--- Exercise input ---

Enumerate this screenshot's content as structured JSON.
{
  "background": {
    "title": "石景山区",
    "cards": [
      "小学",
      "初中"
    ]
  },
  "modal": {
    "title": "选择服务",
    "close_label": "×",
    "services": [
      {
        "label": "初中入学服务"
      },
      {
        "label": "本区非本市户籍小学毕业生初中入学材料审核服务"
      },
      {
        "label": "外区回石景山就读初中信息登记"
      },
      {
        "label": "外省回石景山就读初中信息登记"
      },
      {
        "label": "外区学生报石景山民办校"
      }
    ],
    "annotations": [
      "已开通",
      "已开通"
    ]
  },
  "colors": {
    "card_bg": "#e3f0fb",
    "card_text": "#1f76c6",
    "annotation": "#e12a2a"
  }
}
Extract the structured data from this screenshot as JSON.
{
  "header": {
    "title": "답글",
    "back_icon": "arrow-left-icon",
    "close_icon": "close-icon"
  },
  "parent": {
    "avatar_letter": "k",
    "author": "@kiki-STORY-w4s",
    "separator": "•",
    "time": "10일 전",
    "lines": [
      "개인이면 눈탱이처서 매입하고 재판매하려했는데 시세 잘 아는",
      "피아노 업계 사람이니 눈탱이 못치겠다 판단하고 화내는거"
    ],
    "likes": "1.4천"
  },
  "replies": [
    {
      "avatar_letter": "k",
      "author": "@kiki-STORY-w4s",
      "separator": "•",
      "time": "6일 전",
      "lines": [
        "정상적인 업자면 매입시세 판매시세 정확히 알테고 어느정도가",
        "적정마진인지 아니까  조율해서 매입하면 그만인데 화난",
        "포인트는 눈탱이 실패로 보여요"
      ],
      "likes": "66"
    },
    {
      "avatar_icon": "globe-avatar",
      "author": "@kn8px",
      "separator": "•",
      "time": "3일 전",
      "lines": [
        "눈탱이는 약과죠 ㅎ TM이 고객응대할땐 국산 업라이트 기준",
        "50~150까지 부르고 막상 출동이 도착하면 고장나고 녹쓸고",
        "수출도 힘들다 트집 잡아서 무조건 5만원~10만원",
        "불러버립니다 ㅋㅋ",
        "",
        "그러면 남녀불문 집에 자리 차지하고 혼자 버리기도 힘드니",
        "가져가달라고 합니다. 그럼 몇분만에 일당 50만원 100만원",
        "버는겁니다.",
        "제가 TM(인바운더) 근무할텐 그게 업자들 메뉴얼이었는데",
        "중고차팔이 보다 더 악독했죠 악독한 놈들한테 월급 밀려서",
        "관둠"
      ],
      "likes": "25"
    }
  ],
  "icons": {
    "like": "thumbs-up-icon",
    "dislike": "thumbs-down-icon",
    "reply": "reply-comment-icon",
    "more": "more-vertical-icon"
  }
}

---

Provide an exact reproduction of all the entries shown above.

Enumerate this screenshot's content as structured JSON.
{
  "background": {
    "title": "石景山区",
    "cards": [
      "小学",
      "初中"
    ]
  },
  "modal": {
    "title": "选择服务",
    "close_label": "×",
    "services": [
      {
        "label": "初中入学服务"
      },
      {
        "label": "本区非本市户籍小学毕业生初中入学材料审核服务"
      },
      {
        "label": "外区回石景山就读初中信息登记"
      },
      {
        "label": "外省回石景山就读初中信息登记"
      },
      {
        "label": "外区学生报石景山民办校"
      }
    ],
    "annotations": [
      "已开通",
      "已开通"
    ]
  },
  "colors": {
    "card_bg": "#e3f0fb",
    "card_text": "#1f76c6",
    "annotation": "#e12a2a"
  }
}
Extract the structured data from this screenshot as JSON.
{
  "header": {
    "title": "답글",
    "back_icon": "arrow-left-icon",
    "close_icon": "close-icon"
  },
  "parent": {
    "avatar_letter": "k",
    "author": "@kiki-STORY-w4s",
    "separator": "•",
    "time": "10일 전",
    "lines": [
      "개인이면 눈탱이처서 매입하고 재판매하려했는데 시세 잘 아는",
      "피아노 업계 사람이니 눈탱이 못치겠다 판단하고 화내는거"
    ],
    "likes": "1.4천"
  },
  "replies": [
    {
      "avatar_letter": "k",
      "author": "@kiki-STORY-w4s",
      "separator": "•",
      "time": "6일 전",
      "lines": [
        "정상적인 업자면 매입시세 판매시세 정확히 알테고 어느정도가",
        "적정마진인지 아니까  조율해서 매입하면 그만인데 화난",
        "포인트는 눈탱이 실패로 보여요"
      ],
      "likes": "66"
    },
    {
      "avatar_icon": "globe-avatar",
      "author": "@kn8px",
      "separator": "•",
      "time": "3일 전",
      "lines": [
        "눈탱이는 약과죠 ㅎ TM이 고객응대할땐 국산 업라이트 기준",
        "50~150까지 부르고 막상 출동이 도착하면 고장나고 녹쓸고",
        "수출도 힘들다 트집 잡아서 무조건 5만원~10만원",
        "불러버립니다 ㅋㅋ",
        "",
        "그러면 남녀불문 집에 자리 차지하고 혼자 버리기도 힘드니",
        "가져가달라고 합니다. 그럼 몇분만에 일당 50만원 100만원",
        "버는겁니다.",
        "제가 TM(인바운더) 근무할텐 그게 업자들 메뉴얼이었는데",
        "중고차팔이 보다 더 악독했죠 악독한 놈들한테 월급 밀려서",
        "관둠"
      ],
      "likes": "25"
    }
  ],
  "icons": {
    "like": "thumbs-up-icon",
    "dislike": "thumbs-down-icon",
    "reply": "reply-comment-icon",
    "more": "more-vertical-icon"
  }
}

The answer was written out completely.